RECORDS SHOWN:
------

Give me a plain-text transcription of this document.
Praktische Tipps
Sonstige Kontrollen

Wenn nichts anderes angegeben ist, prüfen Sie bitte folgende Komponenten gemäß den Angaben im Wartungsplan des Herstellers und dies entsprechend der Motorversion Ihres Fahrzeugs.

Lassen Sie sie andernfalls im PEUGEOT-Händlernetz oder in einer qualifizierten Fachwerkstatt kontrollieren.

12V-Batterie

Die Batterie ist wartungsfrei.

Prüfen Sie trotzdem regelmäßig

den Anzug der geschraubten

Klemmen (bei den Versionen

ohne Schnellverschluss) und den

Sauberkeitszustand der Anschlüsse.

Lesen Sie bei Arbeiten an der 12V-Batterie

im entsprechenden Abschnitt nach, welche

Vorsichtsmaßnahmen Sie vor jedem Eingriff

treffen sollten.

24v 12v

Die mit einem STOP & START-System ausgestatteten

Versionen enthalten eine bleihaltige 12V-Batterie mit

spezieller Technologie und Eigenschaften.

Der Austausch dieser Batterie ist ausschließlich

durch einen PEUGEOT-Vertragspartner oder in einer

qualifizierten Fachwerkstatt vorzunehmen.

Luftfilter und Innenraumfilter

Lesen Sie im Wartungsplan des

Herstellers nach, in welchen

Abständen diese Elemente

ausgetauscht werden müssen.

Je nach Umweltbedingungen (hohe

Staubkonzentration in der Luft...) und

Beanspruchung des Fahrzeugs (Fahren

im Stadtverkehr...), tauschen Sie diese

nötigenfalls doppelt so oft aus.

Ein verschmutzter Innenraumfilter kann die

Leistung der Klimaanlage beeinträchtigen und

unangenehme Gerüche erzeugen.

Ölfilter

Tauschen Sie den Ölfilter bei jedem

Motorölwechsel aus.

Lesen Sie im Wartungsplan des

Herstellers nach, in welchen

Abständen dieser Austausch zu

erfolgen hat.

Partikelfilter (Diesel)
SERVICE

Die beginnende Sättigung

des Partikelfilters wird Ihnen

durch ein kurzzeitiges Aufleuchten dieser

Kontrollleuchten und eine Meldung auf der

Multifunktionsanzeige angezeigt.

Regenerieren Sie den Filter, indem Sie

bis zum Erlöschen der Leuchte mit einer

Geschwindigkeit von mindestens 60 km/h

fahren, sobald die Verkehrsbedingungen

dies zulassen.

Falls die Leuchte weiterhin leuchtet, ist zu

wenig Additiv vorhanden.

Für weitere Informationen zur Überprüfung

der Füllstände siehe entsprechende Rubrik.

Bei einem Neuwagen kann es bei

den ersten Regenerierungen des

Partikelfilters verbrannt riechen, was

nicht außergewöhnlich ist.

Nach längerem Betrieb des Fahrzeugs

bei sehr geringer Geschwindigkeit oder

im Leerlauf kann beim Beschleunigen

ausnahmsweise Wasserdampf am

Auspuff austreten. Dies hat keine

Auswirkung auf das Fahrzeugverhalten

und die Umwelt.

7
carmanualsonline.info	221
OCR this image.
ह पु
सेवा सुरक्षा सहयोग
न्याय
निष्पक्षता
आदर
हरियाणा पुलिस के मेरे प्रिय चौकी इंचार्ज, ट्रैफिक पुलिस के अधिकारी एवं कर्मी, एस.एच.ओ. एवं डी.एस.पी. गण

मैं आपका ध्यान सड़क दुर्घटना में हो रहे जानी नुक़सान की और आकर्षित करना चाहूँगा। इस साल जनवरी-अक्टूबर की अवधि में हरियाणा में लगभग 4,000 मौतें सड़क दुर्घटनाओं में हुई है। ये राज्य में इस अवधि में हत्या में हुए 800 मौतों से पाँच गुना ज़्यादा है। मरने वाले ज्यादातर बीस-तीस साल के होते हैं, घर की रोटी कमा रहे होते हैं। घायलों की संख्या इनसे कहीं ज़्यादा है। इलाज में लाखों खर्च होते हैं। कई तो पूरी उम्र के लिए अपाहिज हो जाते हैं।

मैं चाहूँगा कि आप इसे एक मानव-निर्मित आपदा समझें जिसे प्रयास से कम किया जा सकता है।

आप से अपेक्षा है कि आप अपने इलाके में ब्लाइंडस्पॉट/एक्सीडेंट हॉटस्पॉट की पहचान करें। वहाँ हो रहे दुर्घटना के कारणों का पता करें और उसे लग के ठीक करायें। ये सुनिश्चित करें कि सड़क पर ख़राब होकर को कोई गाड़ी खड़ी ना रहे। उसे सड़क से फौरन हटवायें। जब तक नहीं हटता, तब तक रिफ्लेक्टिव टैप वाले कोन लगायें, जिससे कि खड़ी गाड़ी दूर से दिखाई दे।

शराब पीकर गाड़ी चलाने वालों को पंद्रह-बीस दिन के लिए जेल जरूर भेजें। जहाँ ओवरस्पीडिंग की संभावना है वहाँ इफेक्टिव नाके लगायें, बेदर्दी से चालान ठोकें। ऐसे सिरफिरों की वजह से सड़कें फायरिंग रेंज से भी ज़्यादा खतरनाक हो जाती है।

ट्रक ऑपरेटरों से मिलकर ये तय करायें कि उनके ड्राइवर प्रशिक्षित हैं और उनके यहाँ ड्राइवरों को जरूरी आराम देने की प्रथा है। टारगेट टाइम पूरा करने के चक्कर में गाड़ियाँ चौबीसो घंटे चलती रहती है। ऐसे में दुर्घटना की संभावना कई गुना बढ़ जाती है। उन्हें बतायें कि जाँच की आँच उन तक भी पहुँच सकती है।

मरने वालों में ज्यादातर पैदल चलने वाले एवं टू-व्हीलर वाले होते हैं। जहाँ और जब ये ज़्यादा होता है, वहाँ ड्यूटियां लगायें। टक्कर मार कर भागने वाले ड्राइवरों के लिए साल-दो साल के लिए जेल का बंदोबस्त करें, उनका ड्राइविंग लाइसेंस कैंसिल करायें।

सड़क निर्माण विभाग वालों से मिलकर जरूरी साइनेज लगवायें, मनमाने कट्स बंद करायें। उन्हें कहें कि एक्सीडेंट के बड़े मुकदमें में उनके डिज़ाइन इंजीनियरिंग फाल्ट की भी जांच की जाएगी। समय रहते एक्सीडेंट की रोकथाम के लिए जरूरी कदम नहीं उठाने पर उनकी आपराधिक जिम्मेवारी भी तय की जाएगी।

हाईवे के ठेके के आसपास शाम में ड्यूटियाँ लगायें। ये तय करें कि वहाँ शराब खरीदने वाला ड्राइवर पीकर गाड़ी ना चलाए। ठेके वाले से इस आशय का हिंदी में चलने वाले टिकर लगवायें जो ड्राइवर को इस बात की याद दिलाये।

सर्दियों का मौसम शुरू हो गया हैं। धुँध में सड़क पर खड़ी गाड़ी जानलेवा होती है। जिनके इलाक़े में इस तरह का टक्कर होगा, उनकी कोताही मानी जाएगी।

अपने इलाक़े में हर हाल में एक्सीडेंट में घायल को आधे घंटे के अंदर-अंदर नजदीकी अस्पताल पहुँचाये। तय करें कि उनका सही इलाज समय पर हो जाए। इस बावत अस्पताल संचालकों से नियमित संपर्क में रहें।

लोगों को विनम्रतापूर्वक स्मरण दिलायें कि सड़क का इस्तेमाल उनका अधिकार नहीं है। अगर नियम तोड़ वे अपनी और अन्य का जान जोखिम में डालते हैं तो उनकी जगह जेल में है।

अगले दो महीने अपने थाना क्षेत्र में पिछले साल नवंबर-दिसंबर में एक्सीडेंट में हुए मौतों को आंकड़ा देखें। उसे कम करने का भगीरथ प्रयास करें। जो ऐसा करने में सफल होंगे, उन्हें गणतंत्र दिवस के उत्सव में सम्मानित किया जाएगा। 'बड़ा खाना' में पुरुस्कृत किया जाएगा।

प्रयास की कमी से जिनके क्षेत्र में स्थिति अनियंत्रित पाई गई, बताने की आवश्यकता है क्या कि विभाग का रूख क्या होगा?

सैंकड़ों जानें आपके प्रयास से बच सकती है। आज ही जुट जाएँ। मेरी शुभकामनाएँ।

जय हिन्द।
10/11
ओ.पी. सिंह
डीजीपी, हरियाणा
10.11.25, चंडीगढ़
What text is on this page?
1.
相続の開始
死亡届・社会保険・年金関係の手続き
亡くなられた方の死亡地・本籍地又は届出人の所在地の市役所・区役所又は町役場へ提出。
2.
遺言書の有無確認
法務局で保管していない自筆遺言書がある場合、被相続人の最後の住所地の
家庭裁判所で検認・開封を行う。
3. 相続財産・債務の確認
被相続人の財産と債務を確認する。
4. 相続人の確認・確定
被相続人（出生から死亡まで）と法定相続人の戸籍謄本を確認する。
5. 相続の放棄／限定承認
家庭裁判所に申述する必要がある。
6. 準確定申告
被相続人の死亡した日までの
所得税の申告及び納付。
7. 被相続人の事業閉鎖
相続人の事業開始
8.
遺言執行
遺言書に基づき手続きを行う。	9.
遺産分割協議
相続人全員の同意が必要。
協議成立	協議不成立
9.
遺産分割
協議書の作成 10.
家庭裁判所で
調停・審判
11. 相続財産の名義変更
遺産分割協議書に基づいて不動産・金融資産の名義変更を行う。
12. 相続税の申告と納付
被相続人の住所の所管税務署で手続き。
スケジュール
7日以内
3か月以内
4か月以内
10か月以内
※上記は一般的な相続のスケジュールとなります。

------

WHAT YOU ARE ASKED TO DO:
In the records, locate each line holding the string "kann" and copy it.

RESPONSE TO THIS TASK:
Ein verschmutzter Innenraumfilter kann die
Bei einem Neuwagen kann es bei
im Leerlauf kann beim Beschleunigen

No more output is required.